What to work on.
Without the pictures, give the entries below again exactly as written.

● ● ● ● ● ● ●

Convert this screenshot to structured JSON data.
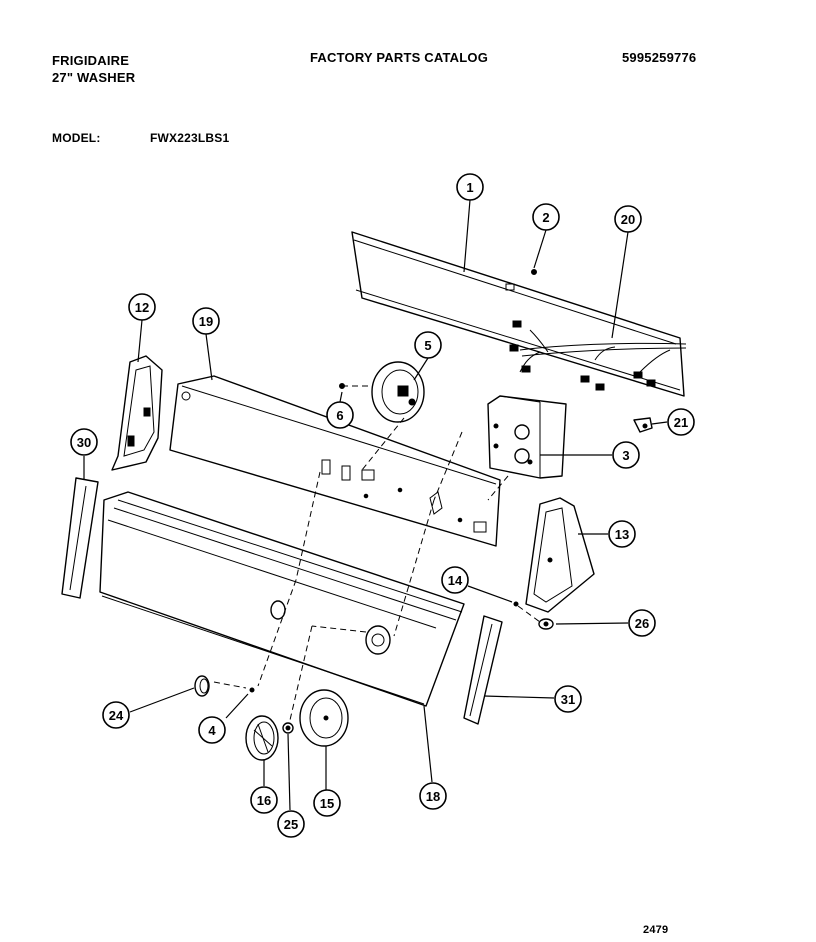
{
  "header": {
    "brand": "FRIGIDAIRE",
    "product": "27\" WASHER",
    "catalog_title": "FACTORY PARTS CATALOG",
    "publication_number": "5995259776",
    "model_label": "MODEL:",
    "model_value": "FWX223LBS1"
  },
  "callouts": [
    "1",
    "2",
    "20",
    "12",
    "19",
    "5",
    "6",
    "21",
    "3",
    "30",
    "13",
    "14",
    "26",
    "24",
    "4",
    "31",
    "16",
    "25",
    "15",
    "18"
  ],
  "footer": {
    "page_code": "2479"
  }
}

● ● ● ● ● ● ●

Written answer.
Convert this screenshot to structured JSON data.
{
  "header": {
    "brand": "FRIGIDAIRE",
    "product": "27\" WASHER",
    "catalog_title": "FACTORY PARTS CATALOG",
    "publication_number": "5995259776",
    "model_label": "MODEL:",
    "model_value": "FWX223LBS1"
  },
  "callouts": [
    "1",
    "2",
    "20",
    "12",
    "19",
    "5",
    "6",
    "21",
    "3",
    "30",
    "13",
    "14",
    "26",
    "24",
    "4",
    "31",
    "16",
    "25",
    "15",
    "18"
  ],
  "footer": {
    "page_code": "2479"
  }
}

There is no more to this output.